» **Set task**: Select, from the data, each line where "información" occurs.

%%

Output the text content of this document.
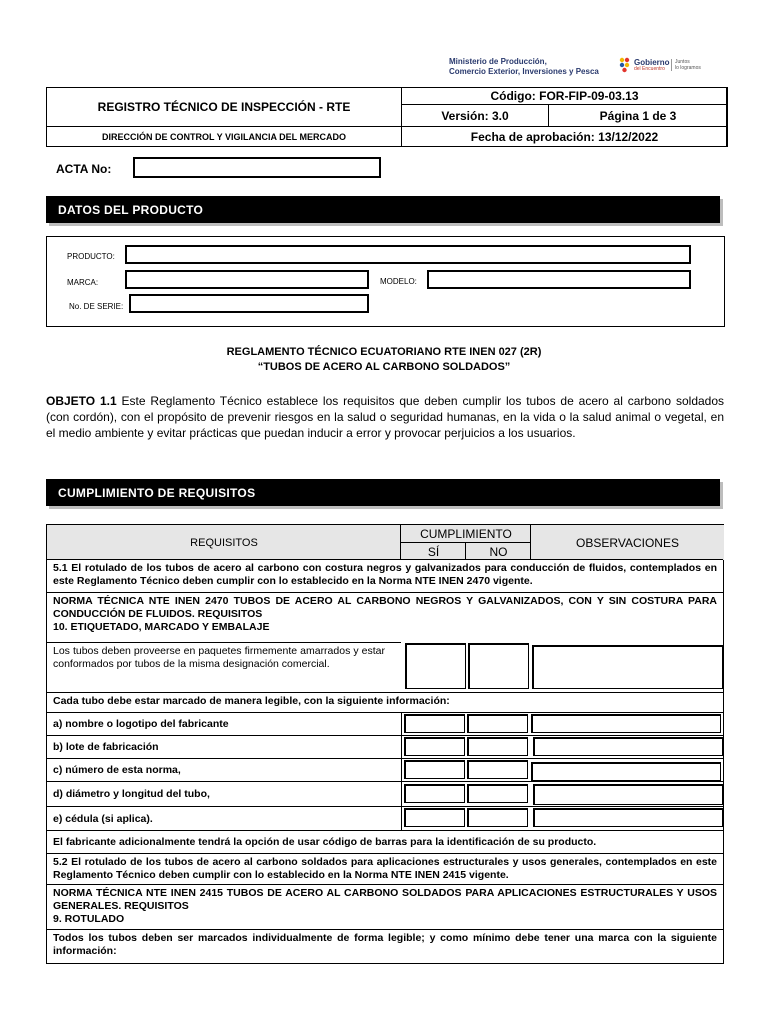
Ministerio de Producción,
Comercio Exterior, Inversiones y Pesca
Gobierno
del Encuentro
Juntos
lo logramos
REGISTRO TÉCNICO DE INSPECCIÓN - RTE
DIRECCIÓN DE CONTROL Y VIGILANCIA DEL MERCADO
Código: FOR-FIP-09-03.13
Versión: 3.0	Página 1 de 3
Fecha de aprobación: 13/12/2022
ACTA No:
DATOS DEL PRODUCTO
PRODUCTO:
MARCA:	MODELO:
No. DE SERIE:
REGLAMENTO TÉCNICO ECUATORIANO RTE INEN 027 (2R)
“TUBOS DE ACERO AL CARBONO SOLDADOS”
OBJETO 1.1 Este Reglamento Técnico establece los requisitos que deben cumplir los tubos de acero al carbono soldados (con cordón), con el propósito de prevenir riesgos en la salud o seguridad humanas, en la vida o la salud animal o vegetal, en el medio ambiente y evitar prácticas que puedan inducir a error y provocar perjuicios a los usuarios.
CUMPLIMIENTO DE REQUISITOS
REQUISITOS
CUMPLIMIENTO
SÍ	NO
OBSERVACIONES
5.1 El rotulado de los tubos de acero al carbono con costura negros y galvanizados para conducción de fluidos, contemplados en este Reglamento Técnico deben cumplir con lo establecido en la Norma NTE INEN 2470 vigente.
NORMA TÉCNICA NTE INEN 2470 TUBOS DE ACERO AL CARBONO NEGROS Y GALVANIZADOS, CON Y SIN COSTURA PARA CONDUCCIÓN DE FLUIDOS. REQUISITOS
10. ETIQUETADO, MARCADO Y EMBALAJE
Los tubos deben proveerse en paquetes firmemente amarrados y estar conformados por tubos de la misma designación comercial.
Cada tubo debe estar marcado de manera legible, con la siguiente información:
a) nombre o logotipo del fabricante
b) lote de fabricación
c) número de esta norma,
d) diámetro y longitud del tubo,
e) cédula (si aplica).
El fabricante adicionalmente tendrá la opción de usar código de barras para la identificación de su producto.
5.2 El rotulado de los tubos de acero al carbono soldados para aplicaciones estructurales y usos generales, contemplados en este Reglamento Técnico deben cumplir con lo establecido en la Norma NTE INEN 2415 vigente.
NORMA TÉCNICA NTE INEN 2415 TUBOS DE ACERO AL CARBONO SOLDADOS PARA APLICACIONES ESTRUCTURALES Y USOS GENERALES. REQUISITOS
9. ROTULADO
Todos los tubos deben ser marcados individualmente de forma legible; y como mínimo debe tener una marca con la siguiente información:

%%

» **The result**:
Cada tubo debe estar marcado de manera legible, con la siguiente información:
Todos los tubos deben ser marcados individualmente de forma legible; y como mínimo debe tener una marca con la siguiente información:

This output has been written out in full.